The retina is a thin layer of tissue located at the back of the eye, and plays a crucial role in helping you have good vision. Retinal detachment (also known as a detached retina) is a serious eye condition that involves the pulling away or loosening of the retina If the retina detaches from its normal position, light can no longer be processed and images cannot be formed, resulting in decreased vision or vision loss. This is why a detached retina is considered an eye emergency.
What are the causes of a detached retina?
The most common risk factors include:
- 1. Being diabetic.
- 2. Genetic factors, such as having family members who have developed this eye condition.
- 3. Having suffered past trauma to the eye.
- 4. Having undergone cataract surgery, or other types of eye surgery.
- 5. Having extreme myopia or near-sightedness, since this condition causes a thinner than average retina that may be more prone to detaching.
- 6. Having history of eye disorders and other conditions affecting the retina and other eye tissues.
What are the types of retinal detachment?
- 1. Rhegmatogenous detachment is the most common type. It's caused by changes to the vitreous fluid and begins with a tear or hole in the retina that can cause a full detachment over time.
- 2. Tractional detachment is caused by scar tissue and is common in diabetic patients.
- 3. Serous or exudative detachment is a rare condition that can result from eye injury or inflammation.
What Are The Symptoms Of A
A detached retina is not painful, but it's still a medical emergency that can lead to vision loss, so it's essential that you are familiar with the symptoms and seek immediate medical attention if you experience any of the following:
- Floaters (specks, bubbles, or string-shaped images) that drift or “float” and interfere with your vision.
- Shorts bursts of light or flashes.
- A grey curtain-like shadow moving from the sides to the centre of your field of vision.
- A distortion in the perception of straight shapes and lines, which may appear curved.
- Loss of vision.
Retinal Detachment F.A.Q's
How is this condition diagnosed?
A complete eye examination is required and test like fundus photography might be required.
How is this condition treated?
Immediate surgery is first line of treatment. Surgery may involve laser, photoeoagulation, scleral bukling, vitrectomy.
How can you prevent a detached retina?
Because in many cases detached retinas occur as part of the ageing process, 100% effective prevention is not always possible. However, you can minimise its impact on your vision through early detection and prompt treatment. Regular eye examinations are the best form of prevention, specially if you have an above-average risk of developing this condition.

-=-=-=-=-

▸ **PROMPT**
Repeat the retinal detachment text above in full, word for word.

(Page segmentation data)
-=-=-=-=-

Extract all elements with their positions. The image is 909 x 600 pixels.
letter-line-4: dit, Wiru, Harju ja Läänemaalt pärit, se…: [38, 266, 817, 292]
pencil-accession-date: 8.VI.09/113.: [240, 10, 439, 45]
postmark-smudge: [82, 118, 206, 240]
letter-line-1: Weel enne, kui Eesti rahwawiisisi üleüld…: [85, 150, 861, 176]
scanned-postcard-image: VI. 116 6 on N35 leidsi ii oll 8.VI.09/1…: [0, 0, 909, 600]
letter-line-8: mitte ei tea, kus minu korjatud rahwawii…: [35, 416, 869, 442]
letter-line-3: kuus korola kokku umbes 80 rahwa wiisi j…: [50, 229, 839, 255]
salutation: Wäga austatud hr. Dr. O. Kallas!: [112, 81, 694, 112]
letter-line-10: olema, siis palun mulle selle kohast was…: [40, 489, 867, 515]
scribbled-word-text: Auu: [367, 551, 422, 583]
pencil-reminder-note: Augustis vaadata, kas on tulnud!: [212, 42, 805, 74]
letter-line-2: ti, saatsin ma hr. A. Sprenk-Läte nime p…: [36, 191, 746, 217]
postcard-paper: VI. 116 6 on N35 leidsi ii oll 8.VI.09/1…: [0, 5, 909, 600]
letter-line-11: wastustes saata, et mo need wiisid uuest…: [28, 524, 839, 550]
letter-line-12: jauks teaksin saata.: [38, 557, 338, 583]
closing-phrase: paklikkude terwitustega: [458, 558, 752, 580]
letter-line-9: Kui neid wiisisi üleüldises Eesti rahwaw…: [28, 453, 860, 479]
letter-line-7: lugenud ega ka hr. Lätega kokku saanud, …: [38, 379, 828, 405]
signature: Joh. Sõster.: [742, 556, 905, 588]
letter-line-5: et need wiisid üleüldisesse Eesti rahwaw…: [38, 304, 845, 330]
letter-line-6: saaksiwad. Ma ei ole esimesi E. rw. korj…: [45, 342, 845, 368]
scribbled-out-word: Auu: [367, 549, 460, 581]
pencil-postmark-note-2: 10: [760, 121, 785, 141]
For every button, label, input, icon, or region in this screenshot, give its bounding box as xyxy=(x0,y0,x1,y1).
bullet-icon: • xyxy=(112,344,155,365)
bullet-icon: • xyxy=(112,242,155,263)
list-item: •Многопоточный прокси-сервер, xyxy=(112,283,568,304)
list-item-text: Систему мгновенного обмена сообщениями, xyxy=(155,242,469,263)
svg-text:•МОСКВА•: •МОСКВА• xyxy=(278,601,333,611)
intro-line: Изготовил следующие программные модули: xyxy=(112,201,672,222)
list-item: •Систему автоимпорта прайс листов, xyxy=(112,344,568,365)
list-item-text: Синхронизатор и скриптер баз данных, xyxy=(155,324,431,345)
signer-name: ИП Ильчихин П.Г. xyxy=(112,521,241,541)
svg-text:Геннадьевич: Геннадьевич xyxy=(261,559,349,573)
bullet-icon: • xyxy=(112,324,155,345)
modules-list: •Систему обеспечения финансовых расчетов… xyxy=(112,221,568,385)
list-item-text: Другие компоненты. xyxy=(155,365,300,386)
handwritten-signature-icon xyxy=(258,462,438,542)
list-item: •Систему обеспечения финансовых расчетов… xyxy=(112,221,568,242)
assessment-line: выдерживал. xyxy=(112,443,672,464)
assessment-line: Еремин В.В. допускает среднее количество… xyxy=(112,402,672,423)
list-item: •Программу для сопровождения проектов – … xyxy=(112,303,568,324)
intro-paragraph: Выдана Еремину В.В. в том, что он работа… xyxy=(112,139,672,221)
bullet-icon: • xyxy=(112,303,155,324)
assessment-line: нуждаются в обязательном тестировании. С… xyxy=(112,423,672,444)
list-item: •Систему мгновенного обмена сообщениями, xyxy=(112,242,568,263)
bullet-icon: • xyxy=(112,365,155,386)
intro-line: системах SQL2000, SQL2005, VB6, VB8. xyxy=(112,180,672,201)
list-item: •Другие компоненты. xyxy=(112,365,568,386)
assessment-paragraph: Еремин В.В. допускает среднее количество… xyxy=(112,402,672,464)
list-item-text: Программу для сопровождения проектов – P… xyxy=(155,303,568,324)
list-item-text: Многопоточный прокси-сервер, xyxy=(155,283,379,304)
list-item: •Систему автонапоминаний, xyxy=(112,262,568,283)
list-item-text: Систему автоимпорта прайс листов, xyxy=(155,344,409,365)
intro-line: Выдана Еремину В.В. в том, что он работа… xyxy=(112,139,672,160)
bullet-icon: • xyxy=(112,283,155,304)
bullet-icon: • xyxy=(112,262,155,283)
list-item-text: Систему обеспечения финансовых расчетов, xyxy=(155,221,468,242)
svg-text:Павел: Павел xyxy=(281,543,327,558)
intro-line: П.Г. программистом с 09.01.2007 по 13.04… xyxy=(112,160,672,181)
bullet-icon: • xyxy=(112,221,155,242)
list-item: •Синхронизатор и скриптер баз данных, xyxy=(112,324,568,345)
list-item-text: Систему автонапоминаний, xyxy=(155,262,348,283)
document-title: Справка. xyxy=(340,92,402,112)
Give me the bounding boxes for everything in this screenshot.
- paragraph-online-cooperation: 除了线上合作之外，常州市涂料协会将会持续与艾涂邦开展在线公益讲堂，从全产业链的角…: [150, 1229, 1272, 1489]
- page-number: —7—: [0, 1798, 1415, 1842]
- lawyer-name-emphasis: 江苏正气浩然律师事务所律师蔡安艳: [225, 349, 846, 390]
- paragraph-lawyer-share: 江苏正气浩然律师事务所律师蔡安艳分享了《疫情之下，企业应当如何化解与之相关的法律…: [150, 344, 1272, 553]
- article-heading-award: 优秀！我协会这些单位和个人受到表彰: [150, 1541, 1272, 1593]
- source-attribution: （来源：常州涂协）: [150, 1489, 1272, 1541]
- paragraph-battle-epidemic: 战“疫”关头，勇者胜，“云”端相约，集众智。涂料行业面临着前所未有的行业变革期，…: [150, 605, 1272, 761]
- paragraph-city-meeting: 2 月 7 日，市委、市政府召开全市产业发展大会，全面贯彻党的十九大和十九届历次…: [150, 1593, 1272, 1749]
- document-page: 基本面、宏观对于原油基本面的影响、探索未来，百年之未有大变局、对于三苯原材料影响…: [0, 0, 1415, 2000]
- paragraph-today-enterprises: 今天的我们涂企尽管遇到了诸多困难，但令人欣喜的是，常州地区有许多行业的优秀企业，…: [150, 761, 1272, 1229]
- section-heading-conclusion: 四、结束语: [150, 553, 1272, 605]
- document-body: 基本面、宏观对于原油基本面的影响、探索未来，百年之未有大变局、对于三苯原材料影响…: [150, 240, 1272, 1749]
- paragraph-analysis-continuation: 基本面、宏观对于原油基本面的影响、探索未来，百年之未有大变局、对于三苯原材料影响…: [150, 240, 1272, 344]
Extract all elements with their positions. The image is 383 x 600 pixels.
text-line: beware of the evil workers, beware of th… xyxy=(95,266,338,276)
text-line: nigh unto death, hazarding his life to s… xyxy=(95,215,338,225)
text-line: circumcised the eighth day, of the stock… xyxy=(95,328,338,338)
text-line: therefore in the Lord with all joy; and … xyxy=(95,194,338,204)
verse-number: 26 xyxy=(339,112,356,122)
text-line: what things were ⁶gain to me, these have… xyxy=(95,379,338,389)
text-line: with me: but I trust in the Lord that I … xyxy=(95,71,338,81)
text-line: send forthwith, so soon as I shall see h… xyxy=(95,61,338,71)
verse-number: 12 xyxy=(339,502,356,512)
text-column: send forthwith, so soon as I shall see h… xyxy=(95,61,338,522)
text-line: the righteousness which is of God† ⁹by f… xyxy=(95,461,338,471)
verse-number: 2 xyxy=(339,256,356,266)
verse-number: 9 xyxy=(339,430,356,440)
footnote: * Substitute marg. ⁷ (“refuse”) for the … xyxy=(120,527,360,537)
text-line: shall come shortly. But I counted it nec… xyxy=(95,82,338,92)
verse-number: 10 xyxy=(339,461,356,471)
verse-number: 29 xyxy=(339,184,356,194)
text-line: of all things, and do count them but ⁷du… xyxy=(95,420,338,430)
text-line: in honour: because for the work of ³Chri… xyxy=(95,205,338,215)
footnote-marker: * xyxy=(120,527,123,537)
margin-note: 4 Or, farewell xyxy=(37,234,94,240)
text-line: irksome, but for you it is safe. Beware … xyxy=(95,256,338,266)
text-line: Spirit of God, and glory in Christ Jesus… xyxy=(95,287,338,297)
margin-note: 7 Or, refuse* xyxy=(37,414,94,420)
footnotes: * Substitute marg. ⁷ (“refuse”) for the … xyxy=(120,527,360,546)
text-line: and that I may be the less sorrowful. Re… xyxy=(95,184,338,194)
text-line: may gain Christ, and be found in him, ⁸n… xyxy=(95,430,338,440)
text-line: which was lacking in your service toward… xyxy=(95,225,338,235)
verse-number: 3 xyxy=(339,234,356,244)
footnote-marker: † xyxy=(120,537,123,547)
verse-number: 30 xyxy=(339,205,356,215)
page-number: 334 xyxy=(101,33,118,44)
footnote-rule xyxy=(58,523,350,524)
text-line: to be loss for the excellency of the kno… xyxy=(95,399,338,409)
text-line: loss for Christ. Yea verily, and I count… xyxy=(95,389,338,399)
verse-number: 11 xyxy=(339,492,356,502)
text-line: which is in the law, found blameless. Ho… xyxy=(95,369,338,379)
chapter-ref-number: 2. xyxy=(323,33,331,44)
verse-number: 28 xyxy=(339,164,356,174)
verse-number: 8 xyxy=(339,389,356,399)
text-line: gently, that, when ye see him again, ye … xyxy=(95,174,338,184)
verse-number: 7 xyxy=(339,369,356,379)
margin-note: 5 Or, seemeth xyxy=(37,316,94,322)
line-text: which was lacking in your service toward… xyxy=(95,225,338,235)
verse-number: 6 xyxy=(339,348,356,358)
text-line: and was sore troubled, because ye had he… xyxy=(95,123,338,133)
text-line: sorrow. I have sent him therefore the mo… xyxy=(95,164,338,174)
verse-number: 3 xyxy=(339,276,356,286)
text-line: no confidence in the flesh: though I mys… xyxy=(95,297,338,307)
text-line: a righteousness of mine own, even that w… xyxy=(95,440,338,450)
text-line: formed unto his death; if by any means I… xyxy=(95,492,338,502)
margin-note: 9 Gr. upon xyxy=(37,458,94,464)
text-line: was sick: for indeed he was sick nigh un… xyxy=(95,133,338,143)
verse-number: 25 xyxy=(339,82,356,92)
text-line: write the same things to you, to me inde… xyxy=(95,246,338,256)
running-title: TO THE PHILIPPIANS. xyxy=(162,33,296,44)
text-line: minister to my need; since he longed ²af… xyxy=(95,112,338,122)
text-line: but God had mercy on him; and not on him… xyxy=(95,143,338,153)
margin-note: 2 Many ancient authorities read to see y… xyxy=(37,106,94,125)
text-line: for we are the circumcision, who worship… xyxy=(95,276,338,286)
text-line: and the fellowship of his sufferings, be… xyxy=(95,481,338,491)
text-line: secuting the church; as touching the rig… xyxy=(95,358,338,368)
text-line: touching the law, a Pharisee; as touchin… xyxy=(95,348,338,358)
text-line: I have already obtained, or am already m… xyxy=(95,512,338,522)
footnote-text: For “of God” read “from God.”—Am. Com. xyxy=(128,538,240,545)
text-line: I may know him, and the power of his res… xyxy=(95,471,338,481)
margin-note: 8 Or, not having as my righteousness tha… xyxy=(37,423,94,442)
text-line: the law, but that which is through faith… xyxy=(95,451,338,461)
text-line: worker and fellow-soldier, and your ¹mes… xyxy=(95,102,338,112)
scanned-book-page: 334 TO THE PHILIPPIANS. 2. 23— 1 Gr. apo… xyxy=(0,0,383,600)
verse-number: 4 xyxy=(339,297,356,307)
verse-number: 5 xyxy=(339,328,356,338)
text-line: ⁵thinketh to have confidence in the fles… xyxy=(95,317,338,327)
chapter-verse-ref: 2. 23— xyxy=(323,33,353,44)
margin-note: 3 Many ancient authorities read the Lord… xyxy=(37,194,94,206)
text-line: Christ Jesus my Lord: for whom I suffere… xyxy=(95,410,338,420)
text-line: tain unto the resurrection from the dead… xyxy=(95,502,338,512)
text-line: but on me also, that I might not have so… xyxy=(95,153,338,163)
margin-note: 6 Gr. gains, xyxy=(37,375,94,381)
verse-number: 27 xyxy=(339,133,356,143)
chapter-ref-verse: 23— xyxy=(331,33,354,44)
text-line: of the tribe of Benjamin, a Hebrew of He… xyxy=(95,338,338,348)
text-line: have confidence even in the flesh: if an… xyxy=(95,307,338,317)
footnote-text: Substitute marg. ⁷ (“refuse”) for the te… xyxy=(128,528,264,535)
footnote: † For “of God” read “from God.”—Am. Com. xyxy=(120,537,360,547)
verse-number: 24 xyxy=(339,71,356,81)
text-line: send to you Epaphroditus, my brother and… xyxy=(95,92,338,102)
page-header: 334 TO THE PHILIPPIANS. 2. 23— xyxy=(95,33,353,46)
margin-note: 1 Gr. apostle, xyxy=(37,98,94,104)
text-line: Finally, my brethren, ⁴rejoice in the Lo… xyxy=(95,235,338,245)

-=-=-=-=-

▸ **EXERCISE ANSWER**
The retina is a thin layer of tissue located at the back of the eye, and plays a crucial role in helping you have good vision. Retinal detachment (also known as a detached retina) is a serious eye condition that involves the pulling away or loosening of the retina If the retina detaches from its normal position, light can no longer be processed and images cannot be formed, resulting in decreased vision or vision loss. This is why a detached retina is considered an eye emergency.
What are the causes of a detached retina?
The most common risk factors include:
- 1. Being diabetic.
- 2. Genetic factors, such as having family members who have developed this eye condition.
- 3. Having suffered past trauma to the eye.
- 4. Having undergone cataract surgery, or other types of eye surgery.
- 5. Having extreme myopia or near-sightedness, since this condition causes a thinner than average retina that may be more prone to detaching.
- 6. Having history of eye disorders and other conditions affecting the retina and other eye tissues.
What are the types of retinal detachment?
- 1. Rhegmatogenous detachment is the most common type. It's caused by changes to the vitreous fluid and begins with a tear or hole in the retina that can cause a full detachment over time.
- 2. Tractional detachment is caused by scar tissue and is common in diabetic patients.
- 3. Serous or exudative detachment is a rare condition that can result from eye injury or inflammation.
What Are The Symptoms Of A
A detached retina is not painful, but it's still a medical emergency that can lead to vision loss, so it's essential that you are familiar with the symptoms and seek immediate medical attention if you experience any of the following:
- Floaters (specks, bubbles, or string-shaped images) that drift or “float” and interfere with your vision.
- Shorts bursts of light or flashes.
- A grey curtain-like shadow moving from the sides to the centre of your field of vision.
- A distortion in the perception of straight shapes and lines, which may appear curved.
- Loss of vision.
Retinal Detachment F.A.Q's
How is this condition diagnosed?
A complete eye examination is required and test like fundus photography might be required.
How is this condition treated?
Immediate surgery is first line of treatment. Surgery may involve laser, photoeoagulation, scleral bukling, vitrectomy.
How can you prevent a detached retina?
Because in many cases detached retinas occur as part of the ageing process, 100% effective prevention is not always possible. However, you can minimise its impact on your vision through early detection and prompt treatment. Regular eye examinations are the best form of prevention, specially if you have an above-average risk of developing this condition.